- _The records_:
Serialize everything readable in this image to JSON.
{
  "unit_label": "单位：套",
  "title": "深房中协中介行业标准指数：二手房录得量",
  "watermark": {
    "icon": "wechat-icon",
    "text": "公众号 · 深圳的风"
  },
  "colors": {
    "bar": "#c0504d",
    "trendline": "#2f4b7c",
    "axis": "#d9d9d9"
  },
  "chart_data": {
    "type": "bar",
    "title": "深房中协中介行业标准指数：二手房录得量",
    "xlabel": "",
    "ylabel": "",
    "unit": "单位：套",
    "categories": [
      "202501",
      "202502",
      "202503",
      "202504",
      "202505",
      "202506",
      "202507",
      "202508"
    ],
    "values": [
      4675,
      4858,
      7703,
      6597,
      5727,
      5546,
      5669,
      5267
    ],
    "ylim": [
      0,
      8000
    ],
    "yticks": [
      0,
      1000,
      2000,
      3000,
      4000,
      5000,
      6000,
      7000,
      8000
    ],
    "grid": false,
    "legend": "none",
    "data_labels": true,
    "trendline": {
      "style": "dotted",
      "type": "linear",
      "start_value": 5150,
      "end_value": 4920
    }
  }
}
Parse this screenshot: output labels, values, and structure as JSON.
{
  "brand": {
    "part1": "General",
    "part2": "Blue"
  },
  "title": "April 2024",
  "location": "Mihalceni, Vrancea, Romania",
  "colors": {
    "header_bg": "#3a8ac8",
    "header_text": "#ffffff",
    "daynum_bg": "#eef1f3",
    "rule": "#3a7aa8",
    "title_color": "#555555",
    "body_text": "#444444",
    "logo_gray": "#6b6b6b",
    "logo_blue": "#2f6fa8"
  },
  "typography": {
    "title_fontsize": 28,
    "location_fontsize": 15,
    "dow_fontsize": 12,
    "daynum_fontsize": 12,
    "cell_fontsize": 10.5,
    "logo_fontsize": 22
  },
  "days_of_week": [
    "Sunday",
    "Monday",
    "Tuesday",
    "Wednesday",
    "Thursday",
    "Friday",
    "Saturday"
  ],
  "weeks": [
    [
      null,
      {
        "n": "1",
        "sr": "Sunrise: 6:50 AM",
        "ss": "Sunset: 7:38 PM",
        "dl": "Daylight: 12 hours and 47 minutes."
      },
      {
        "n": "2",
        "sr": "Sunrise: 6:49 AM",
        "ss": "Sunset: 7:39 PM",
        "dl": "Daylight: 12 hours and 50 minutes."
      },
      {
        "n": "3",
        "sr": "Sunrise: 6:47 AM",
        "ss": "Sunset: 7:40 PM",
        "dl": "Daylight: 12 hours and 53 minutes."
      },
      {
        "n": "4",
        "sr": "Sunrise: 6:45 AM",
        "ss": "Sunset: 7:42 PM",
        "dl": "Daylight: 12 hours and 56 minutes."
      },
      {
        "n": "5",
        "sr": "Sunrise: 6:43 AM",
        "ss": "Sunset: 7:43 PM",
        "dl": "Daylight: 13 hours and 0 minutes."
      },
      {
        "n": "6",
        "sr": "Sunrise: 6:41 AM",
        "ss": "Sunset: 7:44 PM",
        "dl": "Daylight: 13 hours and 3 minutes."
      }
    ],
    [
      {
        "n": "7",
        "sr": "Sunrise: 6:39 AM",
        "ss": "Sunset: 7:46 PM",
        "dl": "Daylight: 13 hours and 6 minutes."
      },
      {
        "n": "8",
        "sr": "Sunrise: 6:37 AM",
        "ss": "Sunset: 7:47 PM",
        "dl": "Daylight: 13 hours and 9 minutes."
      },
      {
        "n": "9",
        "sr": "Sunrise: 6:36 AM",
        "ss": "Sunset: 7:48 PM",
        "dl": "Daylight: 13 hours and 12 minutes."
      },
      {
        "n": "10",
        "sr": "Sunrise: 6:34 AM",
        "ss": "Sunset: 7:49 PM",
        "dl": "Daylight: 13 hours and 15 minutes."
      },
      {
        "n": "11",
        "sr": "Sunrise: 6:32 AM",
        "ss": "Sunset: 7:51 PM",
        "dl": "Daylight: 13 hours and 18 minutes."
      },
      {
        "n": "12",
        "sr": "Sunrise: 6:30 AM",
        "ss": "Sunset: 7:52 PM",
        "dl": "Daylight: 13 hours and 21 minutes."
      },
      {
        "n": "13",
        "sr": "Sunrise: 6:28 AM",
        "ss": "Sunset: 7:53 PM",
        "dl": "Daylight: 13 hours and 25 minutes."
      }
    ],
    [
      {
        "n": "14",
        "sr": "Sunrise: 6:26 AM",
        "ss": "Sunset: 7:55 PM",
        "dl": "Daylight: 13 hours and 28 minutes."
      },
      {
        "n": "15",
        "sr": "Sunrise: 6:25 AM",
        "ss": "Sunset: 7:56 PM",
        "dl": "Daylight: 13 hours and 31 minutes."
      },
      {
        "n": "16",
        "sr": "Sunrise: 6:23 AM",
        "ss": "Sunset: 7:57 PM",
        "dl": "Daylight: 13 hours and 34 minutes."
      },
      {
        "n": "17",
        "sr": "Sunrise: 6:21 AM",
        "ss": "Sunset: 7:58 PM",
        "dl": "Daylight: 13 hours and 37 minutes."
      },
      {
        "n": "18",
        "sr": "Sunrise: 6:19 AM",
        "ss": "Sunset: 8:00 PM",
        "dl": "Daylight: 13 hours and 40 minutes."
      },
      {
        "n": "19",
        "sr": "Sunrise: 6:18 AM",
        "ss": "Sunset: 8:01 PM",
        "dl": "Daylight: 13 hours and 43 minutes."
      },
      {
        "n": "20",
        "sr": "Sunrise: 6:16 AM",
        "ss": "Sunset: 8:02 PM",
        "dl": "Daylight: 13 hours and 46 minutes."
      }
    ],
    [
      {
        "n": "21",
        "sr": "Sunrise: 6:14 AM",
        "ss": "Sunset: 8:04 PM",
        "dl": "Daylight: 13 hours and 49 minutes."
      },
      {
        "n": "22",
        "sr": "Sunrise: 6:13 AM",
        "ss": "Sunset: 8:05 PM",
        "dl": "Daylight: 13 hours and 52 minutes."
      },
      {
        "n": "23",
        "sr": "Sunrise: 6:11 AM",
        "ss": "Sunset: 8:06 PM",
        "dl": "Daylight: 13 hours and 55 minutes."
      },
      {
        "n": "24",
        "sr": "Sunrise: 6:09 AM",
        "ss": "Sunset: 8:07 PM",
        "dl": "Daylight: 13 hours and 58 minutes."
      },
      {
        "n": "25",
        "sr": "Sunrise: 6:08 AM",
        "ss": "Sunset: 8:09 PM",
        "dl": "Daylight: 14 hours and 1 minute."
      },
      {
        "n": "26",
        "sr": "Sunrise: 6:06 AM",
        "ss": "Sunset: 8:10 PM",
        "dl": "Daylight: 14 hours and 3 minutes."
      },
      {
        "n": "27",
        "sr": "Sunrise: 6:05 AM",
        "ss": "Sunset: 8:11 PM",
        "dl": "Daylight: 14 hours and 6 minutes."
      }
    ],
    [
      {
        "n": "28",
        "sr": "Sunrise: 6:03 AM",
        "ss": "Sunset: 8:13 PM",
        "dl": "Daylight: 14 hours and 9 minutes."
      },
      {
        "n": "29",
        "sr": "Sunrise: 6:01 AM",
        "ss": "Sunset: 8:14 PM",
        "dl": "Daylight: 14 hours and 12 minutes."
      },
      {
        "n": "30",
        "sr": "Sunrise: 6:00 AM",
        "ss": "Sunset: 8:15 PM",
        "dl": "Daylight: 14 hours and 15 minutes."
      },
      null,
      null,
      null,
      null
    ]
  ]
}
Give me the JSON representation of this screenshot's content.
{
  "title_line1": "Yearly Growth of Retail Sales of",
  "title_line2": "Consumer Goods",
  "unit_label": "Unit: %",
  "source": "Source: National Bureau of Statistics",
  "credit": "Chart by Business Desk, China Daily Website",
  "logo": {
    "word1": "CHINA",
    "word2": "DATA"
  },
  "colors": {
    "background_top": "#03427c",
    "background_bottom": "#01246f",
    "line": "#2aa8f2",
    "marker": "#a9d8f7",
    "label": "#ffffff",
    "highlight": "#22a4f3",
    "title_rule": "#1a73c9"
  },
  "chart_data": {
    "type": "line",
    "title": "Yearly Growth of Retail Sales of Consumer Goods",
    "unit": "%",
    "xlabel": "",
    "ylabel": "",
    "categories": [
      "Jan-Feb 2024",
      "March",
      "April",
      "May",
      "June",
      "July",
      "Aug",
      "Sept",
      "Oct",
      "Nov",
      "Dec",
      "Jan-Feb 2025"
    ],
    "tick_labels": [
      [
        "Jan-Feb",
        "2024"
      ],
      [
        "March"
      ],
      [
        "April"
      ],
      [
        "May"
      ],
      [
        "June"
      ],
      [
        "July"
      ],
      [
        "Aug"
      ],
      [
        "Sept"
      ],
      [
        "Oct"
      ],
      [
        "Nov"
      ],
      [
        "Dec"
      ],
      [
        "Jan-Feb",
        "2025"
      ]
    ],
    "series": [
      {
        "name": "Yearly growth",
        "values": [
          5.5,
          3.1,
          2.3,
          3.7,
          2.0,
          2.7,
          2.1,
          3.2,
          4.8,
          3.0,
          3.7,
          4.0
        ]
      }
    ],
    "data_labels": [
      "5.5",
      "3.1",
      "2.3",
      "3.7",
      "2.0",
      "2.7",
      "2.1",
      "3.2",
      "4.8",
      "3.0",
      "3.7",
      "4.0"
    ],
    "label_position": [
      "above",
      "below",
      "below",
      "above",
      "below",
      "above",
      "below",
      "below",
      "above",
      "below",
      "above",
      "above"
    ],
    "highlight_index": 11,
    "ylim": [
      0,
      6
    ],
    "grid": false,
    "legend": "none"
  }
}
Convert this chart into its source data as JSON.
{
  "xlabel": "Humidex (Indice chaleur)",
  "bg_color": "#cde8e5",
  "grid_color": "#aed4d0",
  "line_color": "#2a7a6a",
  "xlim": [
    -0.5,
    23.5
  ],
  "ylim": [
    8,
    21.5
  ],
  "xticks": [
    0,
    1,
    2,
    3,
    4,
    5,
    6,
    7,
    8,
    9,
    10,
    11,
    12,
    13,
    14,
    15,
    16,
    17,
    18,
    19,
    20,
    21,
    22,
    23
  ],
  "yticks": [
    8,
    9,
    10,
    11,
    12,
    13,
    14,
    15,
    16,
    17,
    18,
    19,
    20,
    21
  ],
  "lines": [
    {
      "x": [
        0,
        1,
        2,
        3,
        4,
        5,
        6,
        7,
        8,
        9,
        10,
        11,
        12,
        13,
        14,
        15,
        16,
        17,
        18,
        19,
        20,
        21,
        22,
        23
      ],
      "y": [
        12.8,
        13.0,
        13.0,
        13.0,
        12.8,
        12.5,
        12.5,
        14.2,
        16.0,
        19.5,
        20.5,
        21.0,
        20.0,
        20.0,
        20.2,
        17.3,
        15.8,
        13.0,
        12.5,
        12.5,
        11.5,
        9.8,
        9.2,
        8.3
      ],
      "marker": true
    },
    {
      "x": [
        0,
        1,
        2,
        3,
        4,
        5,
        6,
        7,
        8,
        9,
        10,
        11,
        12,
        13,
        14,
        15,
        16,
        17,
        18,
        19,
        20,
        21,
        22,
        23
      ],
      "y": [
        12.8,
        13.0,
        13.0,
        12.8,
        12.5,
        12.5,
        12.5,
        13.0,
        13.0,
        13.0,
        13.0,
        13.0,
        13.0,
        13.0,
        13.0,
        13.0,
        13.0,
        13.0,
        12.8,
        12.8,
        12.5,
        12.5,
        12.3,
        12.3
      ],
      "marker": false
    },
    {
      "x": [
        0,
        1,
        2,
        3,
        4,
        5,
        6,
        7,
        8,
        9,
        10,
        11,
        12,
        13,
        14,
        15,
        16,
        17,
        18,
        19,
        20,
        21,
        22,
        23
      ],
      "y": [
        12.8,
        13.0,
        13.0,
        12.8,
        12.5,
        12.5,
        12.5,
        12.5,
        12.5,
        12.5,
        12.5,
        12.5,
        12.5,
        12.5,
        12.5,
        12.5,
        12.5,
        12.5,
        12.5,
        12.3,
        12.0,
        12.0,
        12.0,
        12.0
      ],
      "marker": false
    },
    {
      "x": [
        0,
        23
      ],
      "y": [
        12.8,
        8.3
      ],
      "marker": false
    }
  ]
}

- _Directive_: Pull out all lines of the data with the string "Consumer".

- _Output for this exercise_:
  "title_line2": "Consumer Goods",
    "title": "Yearly Growth of Retail Sales of Consumer Goods",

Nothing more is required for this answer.